__Task details__
Of all the lines in the material, how many include the word "день"? Reply with the number alone.

__Information supplied__
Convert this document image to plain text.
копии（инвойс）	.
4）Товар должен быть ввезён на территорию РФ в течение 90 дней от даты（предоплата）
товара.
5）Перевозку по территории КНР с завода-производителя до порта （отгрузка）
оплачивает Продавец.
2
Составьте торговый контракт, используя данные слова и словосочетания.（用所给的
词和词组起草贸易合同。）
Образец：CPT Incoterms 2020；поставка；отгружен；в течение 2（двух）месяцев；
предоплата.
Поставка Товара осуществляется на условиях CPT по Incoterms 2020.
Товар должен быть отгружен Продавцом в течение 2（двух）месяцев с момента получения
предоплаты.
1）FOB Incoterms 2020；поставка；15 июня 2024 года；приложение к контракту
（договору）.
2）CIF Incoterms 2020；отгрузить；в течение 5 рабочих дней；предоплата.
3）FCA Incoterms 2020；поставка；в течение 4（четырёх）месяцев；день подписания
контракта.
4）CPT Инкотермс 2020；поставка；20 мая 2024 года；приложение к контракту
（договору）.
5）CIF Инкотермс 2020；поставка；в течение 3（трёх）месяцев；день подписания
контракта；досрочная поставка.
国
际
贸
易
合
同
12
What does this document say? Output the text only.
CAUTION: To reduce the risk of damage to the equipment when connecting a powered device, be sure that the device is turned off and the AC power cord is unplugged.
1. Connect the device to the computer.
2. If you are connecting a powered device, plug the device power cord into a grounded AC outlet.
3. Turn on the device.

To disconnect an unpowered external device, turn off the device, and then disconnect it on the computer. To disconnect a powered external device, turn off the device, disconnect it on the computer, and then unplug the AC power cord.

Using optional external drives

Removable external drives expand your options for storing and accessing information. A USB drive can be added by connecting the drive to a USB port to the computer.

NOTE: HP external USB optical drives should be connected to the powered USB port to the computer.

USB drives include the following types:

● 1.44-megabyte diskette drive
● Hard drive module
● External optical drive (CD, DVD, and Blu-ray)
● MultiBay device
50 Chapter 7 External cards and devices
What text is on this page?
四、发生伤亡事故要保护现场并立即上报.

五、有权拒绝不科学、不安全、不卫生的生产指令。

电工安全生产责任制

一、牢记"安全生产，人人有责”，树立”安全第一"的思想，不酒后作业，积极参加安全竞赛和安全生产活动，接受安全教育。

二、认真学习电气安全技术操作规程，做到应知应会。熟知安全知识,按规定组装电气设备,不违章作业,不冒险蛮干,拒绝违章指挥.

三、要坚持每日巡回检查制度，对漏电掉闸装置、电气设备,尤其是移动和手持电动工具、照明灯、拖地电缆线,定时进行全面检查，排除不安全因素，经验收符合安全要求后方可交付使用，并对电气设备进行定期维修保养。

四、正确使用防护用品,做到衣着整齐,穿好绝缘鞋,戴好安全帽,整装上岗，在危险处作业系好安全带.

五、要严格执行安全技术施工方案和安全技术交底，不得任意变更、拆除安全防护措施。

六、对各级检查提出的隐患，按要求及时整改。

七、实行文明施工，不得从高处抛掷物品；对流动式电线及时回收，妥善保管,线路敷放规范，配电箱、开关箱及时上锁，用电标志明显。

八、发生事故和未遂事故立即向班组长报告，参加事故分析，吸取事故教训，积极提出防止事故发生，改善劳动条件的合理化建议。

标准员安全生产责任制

__Final answer__
2